Written problem ::
Repeat every line exactly, keeping the pictures out of the copy.
───── Material for this task ─────
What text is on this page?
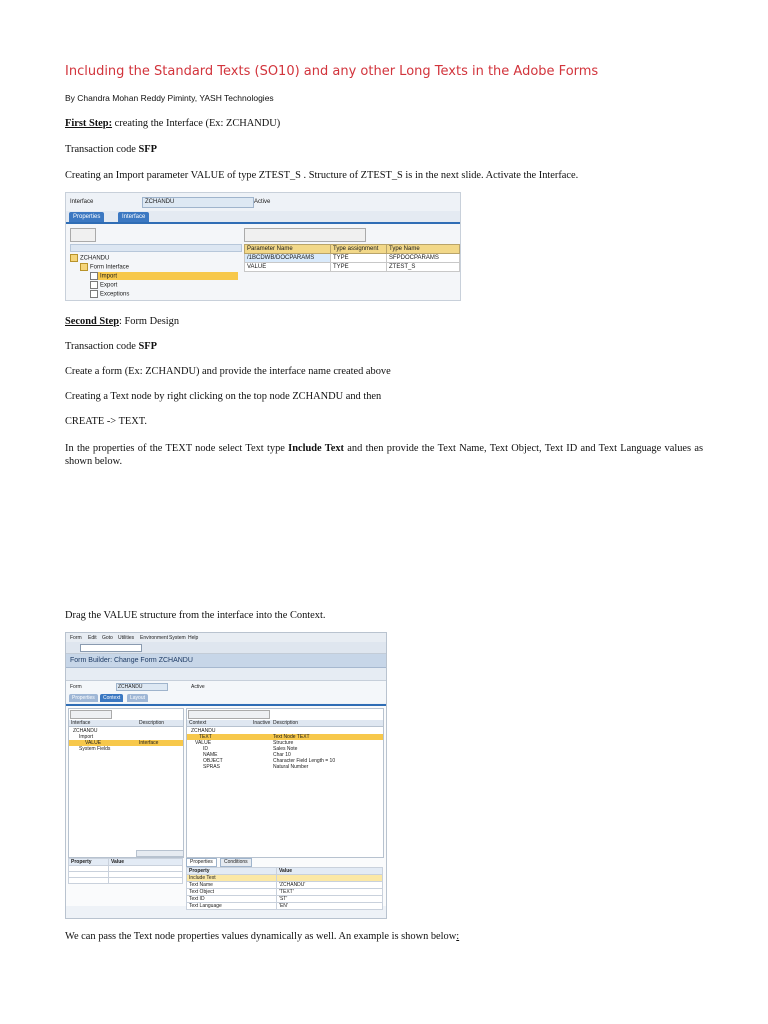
Including the Standard Texts (SO10) and any other Long Texts in the Adobe Forms
By Chandra Mohan Reddy Piminty, YASH Technologies
First Step: creating the Interface (Ex: ZCHANDU)
Transaction code SFP
Creating an Import parameter VALUE of type ZTEST_S . Structure of ZTEST_S is in the next slide. Activate the Interface.
Interface	ZCHANDU	Active
Properties	Interface
ZCHANDU
Form Interface
Import
Export
Exceptions
Parameter Name	Type assignment	Type Name
/1BCDWB/DOCPARAMS	TYPE	SFPDOCPARAMS
VALUE	TYPE	ZTEST_S
Second Step: Form Design
Transaction code SFP
Create a form (Ex: ZCHANDU) and provide the interface name created above
Creating a Text node by right clicking on the top node ZCHANDU and then
CREATE -> TEXT.
In the properties of the TEXT node select Text type Include Text and then provide the Text Name, Text Object, Text ID and Text Language values as shown below.
Drag the VALUE structure from the interface into the Context.
Form Edit Goto Utilities Environment System Help
Form Builder: Change Form ZCHANDU
Form	ZCHANDU	Active
Properties	Context	Layout
Interface	Description
ZCHANDU
Import
VALUE	Interface
System Fields
Context	Inactive Description
ZCHANDU
TEXT	Text Node TEXT
VALUE	Structure
ID	Sales Note
NAME	Char 10
OBJECT	Character Field Length = 10
SPRAS	Natural Number
Property	Value

		Properties	Conditions
Property	Value
Include Text	
Text Name	'ZCHANDU'
Text Object	'TEXT'
Text ID	'ST'
Text Language	'EN'
We can pass the Text node properties values dynamically as well. An example is shown below:
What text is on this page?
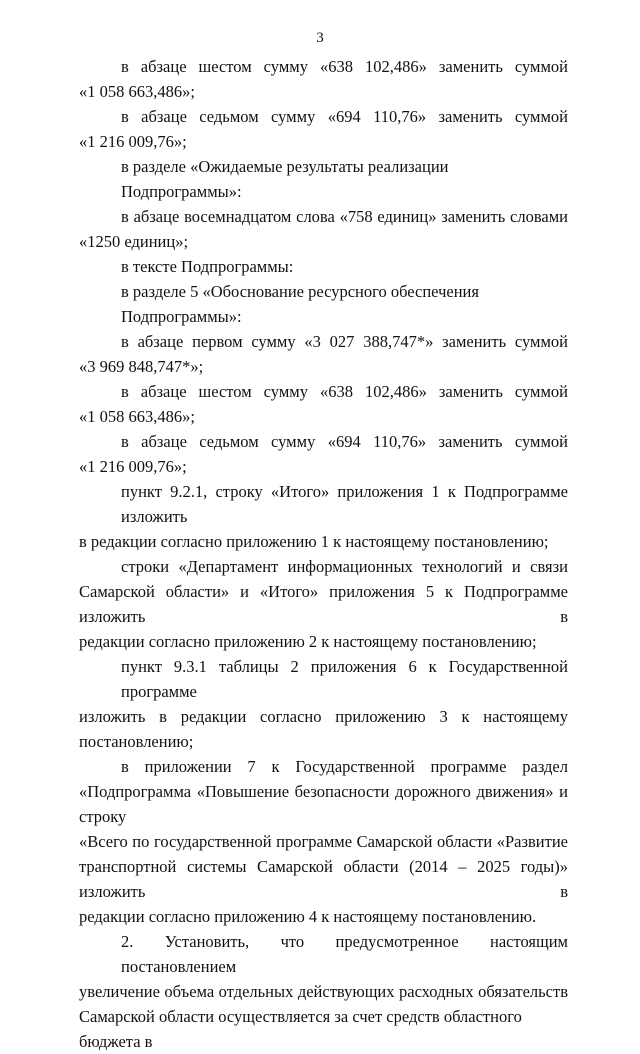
3
в абзаце шестом сумму «638 102,486» заменить суммой
«1 058 663,486»;
в абзаце седьмом сумму «694 110,76» заменить суммой
«1 216 009,76»;
в разделе «Ожидаемые результаты реализации Подпрограммы»:
в абзаце восемнадцатом слова «758 единиц» заменить словами
«1250 единиц»;
в тексте Подпрограммы:
в разделе 5 «Обоснование ресурсного обеспечения Подпрограммы»:
в абзаце первом сумму «3 027 388,747*» заменить суммой
«3 969 848,747*»;
в абзаце шестом сумму «638 102,486» заменить суммой
«1 058 663,486»;
в абзаце седьмом сумму «694 110,76» заменить суммой
«1 216 009,76»;
пункт 9.2.1, строку «Итого» приложения 1 к Подпрограмме изложить
в редакции согласно приложению 1 к настоящему постановлению;
строки «Департамент информационных технологий и связи
Самарской области» и «Итого» приложения 5 к Подпрограмме изложить в
редакции согласно приложению 2 к настоящему постановлению;
пункт 9.3.1 таблицы 2 приложения 6 к Государственной программе
изложить в редакции согласно приложению 3 к настоящему
постановлению;
в приложении 7 к Государственной программе раздел
«Подпрограмма «Повышение безопасности дорожного движения» и строку
«Всего по государственной программе Самарской области «Развитие
транспортной системы Самарской области (2014 – 2025 годы)» изложить в
редакции согласно приложению 4 к настоящему постановлению.
2. Установить, что предусмотренное настоящим постановлением
увеличение объема отдельных действующих расходных обязательств
Самарской области осуществляется за счет средств областного бюджета в
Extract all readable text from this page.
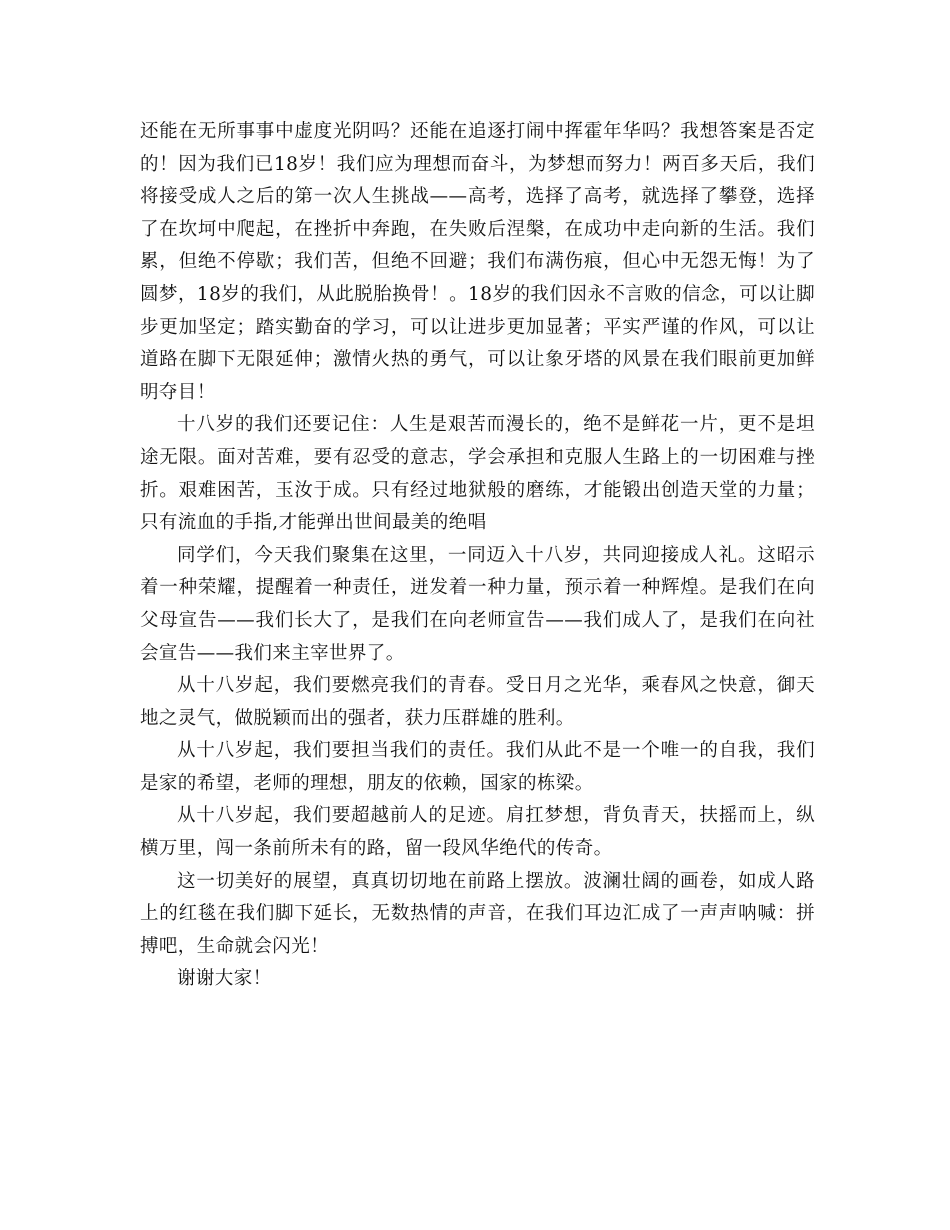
还能在无所事事中虚度光阴吗？还能在追逐打闹中挥霍年华吗？我想答案是否定的！因为我们已18岁！我们应为理想而奋斗，为梦想而努力！两百多天后，我们将接受成人之后的第一次人生挑战——高考，选择了高考，就选择了攀登，选择了在坎坷中爬起，在挫折中奔跑，在失败后涅槃，在成功中走向新的生活。我们累，但绝不停歇；我们苦，但绝不回避；我们布满伤痕，但心中无怨无悔！为了圆梦，18岁的我们，从此脱胎换骨！。18岁的我们因永不言败的信念，可以让脚步更加坚定；踏实勤奋的学习，可以让进步更加显著；平实严谨的作风，可以让道路在脚下无限延伸；激情火热的勇气，可以让象牙塔的风景在我们眼前更加鲜明夺目！

十八岁的我们还要记住：人生是艰苦而漫长的，绝不是鲜花一片，更不是坦途无限。面对苦难，要有忍受的意志，学会承担和克服人生路上的一切困难与挫折。艰难困苦，玉汝于成。只有经过地狱般的磨练，才能锻出创造天堂的力量；只有流血的手指,才能弹出世间最美的绝唱

同学们，今天我们聚集在这里，一同迈入十八岁，共同迎接成人礼。这昭示着一种荣耀，提醒着一种责任，迸发着一种力量，预示着一种辉煌。是我们在向父母宣告——我们长大了，是我们在向老师宣告——我们成人了，是我们在向社会宣告——我们来主宰世界了。

从十八岁起，我们要燃亮我们的青春。受日月之光华，乘春风之快意，御天地之灵气，做脱颖而出的强者，获力压群雄的胜利。

从十八岁起，我们要担当我们的责任。我们从此不是一个唯一的自我，我们是家的希望，老师的理想，朋友的依赖，国家的栋梁。

从十八岁起，我们要超越前人的足迹。肩扛梦想，背负青天，扶摇而上，纵横万里，闯一条前所未有的路，留一段风华绝代的传奇。

这一切美好的展望，真真切切地在前路上摆放。波澜壮阔的画卷，如成人路上的红毯在我们脚下延长，无数热情的声音，在我们耳边汇成了一声声呐喊：拼搏吧，生命就会闪光！

谢谢大家！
─────
Exercise response ::
What text is on this page?
Including the Standard Texts (SO10) and any other Long Texts in the Adobe Forms
By Chandra Mohan Reddy Piminty, YASH Technologies
First Step: creating the Interface (Ex: ZCHANDU)
Transaction code SFP
Creating an Import parameter VALUE of type ZTEST_S . Structure of ZTEST_S is in the next slide. Activate the Interface.
Interface	ZCHANDU	Active
Properties	Interface
ZCHANDU
Form Interface
Import
Export
Exceptions
Parameter Name	Type assignment	Type Name
/1BCDWB/DOCPARAMS	TYPE	SFPDOCPARAMS
VALUE	TYPE	ZTEST_S
Second Step: Form Design
Transaction code SFP
Create a form (Ex: ZCHANDU) and provide the interface name created above
Creating a Text node by right clicking on the top node ZCHANDU and then
CREATE -> TEXT.
In the properties of the TEXT node select Text type Include Text and then provide the Text Name, Text Object, Text ID and Text Language values as shown below.
Drag the VALUE structure from the interface into the Context.
Form Edit Goto Utilities Environment System Help
Form Builder: Change Form ZCHANDU
Form	ZCHANDU	Active
Properties	Context	Layout
Interface	Description
ZCHANDU
Import
VALUE	Interface
System Fields
Context	Inactive Description
ZCHANDU
TEXT	Text Node TEXT
VALUE	Structure
ID	Sales Note
NAME	Char 10
OBJECT	Character Field Length = 10
SPRAS	Natural Number
Property	Value

		Properties	Conditions
Property	Value
Include Text	
Text Name	'ZCHANDU'
Text Object	'TEXT'
Text ID	'ST'
Text Language	'EN'
We can pass the Text node properties values dynamically as well. An example is shown below:
What text is on this page?
3
в абзаце шестом сумму «638 102,486» заменить суммой
«1 058 663,486»;
в абзаце седьмом сумму «694 110,76» заменить суммой
«1 216 009,76»;
в разделе «Ожидаемые результаты реализации Подпрограммы»:
в абзаце восемнадцатом слова «758 единиц» заменить словами
«1250 единиц»;
в тексте Подпрограммы:
в разделе 5 «Обоснование ресурсного обеспечения Подпрограммы»:
в абзаце первом сумму «3 027 388,747*» заменить суммой
«3 969 848,747*»;
в абзаце шестом сумму «638 102,486» заменить суммой
«1 058 663,486»;
в абзаце седьмом сумму «694 110,76» заменить суммой
«1 216 009,76»;
пункт 9.2.1, строку «Итого» приложения 1 к Подпрограмме изложить
в редакции согласно приложению 1 к настоящему постановлению;
строки «Департамент информационных технологий и связи
Самарской области» и «Итого» приложения 5 к Подпрограмме изложить в
редакции согласно приложению 2 к настоящему постановлению;
пункт 9.3.1 таблицы 2 приложения 6 к Государственной программе
изложить в редакции согласно приложению 3 к настоящему
постановлению;
в приложении 7 к Государственной программе раздел
«Подпрограмма «Повышение безопасности дорожного движения» и строку
«Всего по государственной программе Самарской области «Развитие
транспортной системы Самарской области (2014 – 2025 годы)» изложить в
редакции согласно приложению 4 к настоящему постановлению.
2. Установить, что предусмотренное настоящим постановлением
увеличение объема отдельных действующих расходных обязательств
Самарской области осуществляется за счет средств областного бюджета в
Extract all readable text from this page.
还能在无所事事中虚度光阴吗？还能在追逐打闹中挥霍年华吗？我想答案是否定的！因为我们已18岁！我们应为理想而奋斗，为梦想而努力！两百多天后，我们将接受成人之后的第一次人生挑战——高考，选择了高考，就选择了攀登，选择了在坎坷中爬起，在挫折中奔跑，在失败后涅槃，在成功中走向新的生活。我们累，但绝不停歇；我们苦，但绝不回避；我们布满伤痕，但心中无怨无悔！为了圆梦，18岁的我们，从此脱胎换骨！。18岁的我们因永不言败的信念，可以让脚步更加坚定；踏实勤奋的学习，可以让进步更加显著；平实严谨的作风，可以让道路在脚下无限延伸；激情火热的勇气，可以让象牙塔的风景在我们眼前更加鲜明夺目！

十八岁的我们还要记住：人生是艰苦而漫长的，绝不是鲜花一片，更不是坦途无限。面对苦难，要有忍受的意志，学会承担和克服人生路上的一切困难与挫折。艰难困苦，玉汝于成。只有经过地狱般的磨练，才能锻出创造天堂的力量；只有流血的手指,才能弹出世间最美的绝唱

同学们，今天我们聚集在这里，一同迈入十八岁，共同迎接成人礼。这昭示着一种荣耀，提醒着一种责任，迸发着一种力量，预示着一种辉煌。是我们在向父母宣告——我们长大了，是我们在向老师宣告——我们成人了，是我们在向社会宣告——我们来主宰世界了。

从十八岁起，我们要燃亮我们的青春。受日月之光华，乘春风之快意，御天地之灵气，做脱颖而出的强者，获力压群雄的胜利。

从十八岁起，我们要担当我们的责任。我们从此不是一个唯一的自我，我们是家的希望，老师的理想，朋友的依赖，国家的栋梁。

从十八岁起，我们要超越前人的足迹。肩扛梦想，背负青天，扶摇而上，纵横万里，闯一条前所未有的路，留一段风华绝代的传奇。

这一切美好的展望，真真切切地在前路上摆放。波澜壮阔的画卷，如成人路上的红毯在我们脚下延长，无数热情的声音，在我们耳边汇成了一声声呐喊：拼搏吧，生命就会闪光！

谢谢大家！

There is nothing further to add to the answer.